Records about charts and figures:
-------

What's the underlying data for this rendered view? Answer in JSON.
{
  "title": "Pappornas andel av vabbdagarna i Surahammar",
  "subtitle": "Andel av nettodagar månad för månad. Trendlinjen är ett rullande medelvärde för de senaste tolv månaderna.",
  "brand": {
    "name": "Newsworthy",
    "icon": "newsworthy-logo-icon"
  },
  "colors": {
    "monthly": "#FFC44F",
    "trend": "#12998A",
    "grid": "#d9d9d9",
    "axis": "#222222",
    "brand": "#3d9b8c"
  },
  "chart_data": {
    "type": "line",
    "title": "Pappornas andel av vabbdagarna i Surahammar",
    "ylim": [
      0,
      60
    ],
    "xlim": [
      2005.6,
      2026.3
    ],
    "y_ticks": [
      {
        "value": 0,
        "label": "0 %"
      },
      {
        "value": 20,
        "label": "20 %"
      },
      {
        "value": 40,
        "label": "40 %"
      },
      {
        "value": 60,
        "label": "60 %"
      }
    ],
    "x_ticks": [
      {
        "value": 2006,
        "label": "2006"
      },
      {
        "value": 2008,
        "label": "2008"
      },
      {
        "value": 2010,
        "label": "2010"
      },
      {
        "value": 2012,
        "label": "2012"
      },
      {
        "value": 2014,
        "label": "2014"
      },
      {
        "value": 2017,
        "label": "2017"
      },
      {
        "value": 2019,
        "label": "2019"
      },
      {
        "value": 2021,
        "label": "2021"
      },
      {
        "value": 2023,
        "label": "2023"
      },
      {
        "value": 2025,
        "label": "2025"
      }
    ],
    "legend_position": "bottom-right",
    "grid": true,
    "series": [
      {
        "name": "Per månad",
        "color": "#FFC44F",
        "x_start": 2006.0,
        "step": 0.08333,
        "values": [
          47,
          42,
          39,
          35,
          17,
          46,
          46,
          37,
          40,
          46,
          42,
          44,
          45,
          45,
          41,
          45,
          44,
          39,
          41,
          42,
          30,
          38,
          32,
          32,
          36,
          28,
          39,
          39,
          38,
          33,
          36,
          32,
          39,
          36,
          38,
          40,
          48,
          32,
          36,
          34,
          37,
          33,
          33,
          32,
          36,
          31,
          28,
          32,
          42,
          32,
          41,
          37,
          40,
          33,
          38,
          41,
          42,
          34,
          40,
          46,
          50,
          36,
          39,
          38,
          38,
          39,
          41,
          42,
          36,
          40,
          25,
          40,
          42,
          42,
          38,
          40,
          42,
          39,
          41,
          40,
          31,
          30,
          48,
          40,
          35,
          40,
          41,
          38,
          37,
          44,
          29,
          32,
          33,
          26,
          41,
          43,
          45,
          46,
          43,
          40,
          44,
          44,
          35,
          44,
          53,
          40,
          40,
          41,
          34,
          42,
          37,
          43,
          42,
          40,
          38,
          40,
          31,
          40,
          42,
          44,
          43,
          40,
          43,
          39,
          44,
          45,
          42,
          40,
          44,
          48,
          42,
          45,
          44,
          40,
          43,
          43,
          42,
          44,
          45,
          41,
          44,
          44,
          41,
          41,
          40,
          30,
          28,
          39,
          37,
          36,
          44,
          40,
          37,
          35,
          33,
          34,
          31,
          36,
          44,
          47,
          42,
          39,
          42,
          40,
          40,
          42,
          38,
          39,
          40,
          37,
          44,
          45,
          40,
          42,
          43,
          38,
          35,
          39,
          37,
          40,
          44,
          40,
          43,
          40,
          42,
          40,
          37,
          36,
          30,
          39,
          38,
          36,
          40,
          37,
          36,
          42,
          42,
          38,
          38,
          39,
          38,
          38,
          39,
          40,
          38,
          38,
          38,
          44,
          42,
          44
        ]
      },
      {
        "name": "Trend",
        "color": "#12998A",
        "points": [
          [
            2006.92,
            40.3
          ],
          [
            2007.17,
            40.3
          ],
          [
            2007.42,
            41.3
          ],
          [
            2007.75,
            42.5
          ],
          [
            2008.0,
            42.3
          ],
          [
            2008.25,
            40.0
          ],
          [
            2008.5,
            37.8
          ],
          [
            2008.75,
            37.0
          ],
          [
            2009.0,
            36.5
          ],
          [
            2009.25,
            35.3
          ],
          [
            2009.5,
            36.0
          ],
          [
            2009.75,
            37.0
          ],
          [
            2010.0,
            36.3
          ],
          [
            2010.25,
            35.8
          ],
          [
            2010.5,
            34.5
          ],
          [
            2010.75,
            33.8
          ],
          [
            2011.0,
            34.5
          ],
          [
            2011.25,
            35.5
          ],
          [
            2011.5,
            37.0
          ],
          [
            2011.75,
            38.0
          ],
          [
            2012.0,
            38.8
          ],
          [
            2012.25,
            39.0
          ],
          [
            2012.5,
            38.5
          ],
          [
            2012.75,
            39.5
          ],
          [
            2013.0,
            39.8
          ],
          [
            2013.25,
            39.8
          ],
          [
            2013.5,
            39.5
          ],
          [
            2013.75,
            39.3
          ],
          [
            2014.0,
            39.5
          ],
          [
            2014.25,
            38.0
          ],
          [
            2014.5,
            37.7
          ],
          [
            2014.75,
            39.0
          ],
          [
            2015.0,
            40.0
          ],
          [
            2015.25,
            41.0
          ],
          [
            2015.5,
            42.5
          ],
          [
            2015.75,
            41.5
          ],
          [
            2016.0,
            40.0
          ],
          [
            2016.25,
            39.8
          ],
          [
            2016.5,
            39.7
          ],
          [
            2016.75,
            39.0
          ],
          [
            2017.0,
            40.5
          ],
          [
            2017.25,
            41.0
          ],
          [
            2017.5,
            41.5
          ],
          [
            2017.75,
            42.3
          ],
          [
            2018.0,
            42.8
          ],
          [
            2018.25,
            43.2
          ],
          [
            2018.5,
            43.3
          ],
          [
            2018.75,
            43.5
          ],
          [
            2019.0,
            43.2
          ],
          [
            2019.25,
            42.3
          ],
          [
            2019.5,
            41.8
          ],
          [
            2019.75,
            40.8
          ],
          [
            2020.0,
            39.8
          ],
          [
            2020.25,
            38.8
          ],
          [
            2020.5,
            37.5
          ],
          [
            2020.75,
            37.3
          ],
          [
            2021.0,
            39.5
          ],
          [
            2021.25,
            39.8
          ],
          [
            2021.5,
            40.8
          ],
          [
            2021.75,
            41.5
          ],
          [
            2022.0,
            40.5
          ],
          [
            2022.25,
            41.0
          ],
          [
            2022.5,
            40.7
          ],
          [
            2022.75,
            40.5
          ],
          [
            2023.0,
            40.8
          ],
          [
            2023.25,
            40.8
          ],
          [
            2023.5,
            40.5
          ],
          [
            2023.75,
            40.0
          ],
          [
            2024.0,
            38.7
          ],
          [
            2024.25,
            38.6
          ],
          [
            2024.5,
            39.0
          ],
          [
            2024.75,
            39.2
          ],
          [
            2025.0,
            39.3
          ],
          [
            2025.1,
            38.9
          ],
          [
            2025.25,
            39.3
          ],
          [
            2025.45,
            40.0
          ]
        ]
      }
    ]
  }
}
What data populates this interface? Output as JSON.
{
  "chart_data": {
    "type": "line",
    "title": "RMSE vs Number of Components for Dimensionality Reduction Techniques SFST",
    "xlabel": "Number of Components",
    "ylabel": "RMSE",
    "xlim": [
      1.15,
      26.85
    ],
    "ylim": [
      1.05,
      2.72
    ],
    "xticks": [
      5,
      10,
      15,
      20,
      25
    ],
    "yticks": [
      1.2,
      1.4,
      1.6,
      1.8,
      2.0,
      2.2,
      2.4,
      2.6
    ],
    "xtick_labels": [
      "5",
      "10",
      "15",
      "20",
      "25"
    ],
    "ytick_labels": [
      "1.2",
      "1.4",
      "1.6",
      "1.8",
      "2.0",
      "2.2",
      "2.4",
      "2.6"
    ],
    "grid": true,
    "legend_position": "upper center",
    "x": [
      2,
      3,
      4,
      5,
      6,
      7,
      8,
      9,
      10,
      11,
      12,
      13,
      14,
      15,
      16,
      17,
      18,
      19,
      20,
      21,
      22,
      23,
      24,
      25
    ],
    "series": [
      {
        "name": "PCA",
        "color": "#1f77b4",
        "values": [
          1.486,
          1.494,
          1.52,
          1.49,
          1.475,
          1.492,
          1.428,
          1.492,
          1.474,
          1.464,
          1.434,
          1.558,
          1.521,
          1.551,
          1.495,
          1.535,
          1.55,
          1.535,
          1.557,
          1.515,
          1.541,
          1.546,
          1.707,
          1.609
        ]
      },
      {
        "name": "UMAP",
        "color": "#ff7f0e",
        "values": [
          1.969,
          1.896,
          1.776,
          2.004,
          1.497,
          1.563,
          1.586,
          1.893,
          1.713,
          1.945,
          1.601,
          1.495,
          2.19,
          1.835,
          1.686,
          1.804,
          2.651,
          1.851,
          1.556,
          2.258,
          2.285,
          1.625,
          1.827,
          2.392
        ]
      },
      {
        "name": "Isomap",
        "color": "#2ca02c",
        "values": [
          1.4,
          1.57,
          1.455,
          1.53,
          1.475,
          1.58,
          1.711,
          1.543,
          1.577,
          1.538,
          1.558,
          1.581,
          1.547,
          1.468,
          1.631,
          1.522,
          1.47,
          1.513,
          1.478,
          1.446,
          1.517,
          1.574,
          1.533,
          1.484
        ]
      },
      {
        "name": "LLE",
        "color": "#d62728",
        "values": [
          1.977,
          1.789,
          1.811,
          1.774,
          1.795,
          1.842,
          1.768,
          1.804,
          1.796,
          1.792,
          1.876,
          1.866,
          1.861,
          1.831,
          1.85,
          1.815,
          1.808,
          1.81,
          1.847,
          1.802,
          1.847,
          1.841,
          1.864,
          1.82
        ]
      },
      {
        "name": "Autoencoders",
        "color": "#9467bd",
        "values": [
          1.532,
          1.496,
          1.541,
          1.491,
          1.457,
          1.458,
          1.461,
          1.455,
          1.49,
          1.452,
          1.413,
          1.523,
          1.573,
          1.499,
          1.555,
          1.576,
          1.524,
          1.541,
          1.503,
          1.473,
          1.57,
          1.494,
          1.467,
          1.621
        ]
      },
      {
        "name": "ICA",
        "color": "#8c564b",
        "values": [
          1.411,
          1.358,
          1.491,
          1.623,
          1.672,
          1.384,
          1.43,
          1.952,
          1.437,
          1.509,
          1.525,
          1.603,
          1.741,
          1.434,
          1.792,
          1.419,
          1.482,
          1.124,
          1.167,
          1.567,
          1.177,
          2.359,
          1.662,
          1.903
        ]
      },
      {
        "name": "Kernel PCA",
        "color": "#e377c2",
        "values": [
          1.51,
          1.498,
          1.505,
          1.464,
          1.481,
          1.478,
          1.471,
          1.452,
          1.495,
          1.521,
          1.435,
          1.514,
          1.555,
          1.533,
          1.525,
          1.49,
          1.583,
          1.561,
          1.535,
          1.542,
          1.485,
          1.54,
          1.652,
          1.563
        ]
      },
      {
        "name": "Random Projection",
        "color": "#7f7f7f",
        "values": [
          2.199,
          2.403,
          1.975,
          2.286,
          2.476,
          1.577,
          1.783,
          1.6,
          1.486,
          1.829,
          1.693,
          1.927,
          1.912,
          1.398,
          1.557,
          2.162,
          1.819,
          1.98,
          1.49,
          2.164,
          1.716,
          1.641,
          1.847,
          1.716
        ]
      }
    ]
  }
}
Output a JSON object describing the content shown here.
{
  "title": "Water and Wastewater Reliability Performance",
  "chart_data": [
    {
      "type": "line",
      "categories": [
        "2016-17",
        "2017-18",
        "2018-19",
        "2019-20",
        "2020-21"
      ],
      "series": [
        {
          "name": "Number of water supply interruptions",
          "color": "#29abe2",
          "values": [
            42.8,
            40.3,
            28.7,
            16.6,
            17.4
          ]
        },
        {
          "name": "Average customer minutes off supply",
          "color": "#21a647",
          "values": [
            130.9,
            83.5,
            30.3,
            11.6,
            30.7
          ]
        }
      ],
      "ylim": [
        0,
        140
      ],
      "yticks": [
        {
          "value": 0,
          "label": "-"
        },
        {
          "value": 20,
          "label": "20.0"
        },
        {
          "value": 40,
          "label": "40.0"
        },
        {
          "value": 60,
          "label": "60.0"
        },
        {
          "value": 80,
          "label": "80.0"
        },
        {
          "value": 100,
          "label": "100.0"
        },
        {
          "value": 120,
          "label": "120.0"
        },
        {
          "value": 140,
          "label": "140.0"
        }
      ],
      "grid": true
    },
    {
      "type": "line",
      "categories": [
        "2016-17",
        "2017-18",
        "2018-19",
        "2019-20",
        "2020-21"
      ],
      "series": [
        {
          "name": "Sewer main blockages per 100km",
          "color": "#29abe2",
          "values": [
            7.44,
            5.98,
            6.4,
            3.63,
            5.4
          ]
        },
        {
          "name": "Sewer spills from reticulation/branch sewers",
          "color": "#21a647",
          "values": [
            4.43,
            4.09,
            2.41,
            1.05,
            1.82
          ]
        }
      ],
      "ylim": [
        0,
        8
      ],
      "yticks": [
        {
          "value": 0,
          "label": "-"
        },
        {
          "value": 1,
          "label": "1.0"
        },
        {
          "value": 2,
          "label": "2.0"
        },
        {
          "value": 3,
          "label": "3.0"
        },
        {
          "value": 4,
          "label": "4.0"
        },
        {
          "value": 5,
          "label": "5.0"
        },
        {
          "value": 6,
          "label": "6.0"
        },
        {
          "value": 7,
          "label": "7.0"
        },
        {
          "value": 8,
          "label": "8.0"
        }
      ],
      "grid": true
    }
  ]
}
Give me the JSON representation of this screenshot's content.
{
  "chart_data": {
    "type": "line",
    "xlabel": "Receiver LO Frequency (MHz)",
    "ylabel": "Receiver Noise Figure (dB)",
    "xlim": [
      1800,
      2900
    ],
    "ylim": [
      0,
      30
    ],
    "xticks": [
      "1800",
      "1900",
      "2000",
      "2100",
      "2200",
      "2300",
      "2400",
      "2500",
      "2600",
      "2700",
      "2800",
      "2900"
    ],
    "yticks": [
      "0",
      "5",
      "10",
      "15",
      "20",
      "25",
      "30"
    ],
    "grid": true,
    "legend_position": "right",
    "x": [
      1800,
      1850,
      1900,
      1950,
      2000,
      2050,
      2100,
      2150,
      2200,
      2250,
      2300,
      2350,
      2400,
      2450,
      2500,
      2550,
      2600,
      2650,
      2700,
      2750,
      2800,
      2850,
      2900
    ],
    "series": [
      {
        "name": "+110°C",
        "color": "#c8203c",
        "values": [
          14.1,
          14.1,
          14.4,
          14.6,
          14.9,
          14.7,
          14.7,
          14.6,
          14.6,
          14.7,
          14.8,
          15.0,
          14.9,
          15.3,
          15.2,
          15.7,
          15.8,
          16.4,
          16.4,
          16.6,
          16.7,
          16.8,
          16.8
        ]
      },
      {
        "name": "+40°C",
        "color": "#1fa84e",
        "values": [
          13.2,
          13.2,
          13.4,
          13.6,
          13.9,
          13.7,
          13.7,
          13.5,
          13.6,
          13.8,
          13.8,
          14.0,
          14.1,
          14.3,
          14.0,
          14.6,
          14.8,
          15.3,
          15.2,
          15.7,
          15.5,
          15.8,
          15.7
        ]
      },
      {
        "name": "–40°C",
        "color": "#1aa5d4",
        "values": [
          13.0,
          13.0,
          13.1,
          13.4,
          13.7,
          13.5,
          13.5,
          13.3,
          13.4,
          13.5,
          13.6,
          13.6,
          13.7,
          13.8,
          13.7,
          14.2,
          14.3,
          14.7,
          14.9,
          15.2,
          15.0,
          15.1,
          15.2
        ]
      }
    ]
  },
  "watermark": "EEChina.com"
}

-------

Gather every line containing the word "Number" and copy it.

■ Solution to this task
    "title": "RMSE vs Number of Components for Dimensionality Reduction Techniques SFST",
    "xlabel": "Number of Components",
          "name": "Number of water supply interruptions",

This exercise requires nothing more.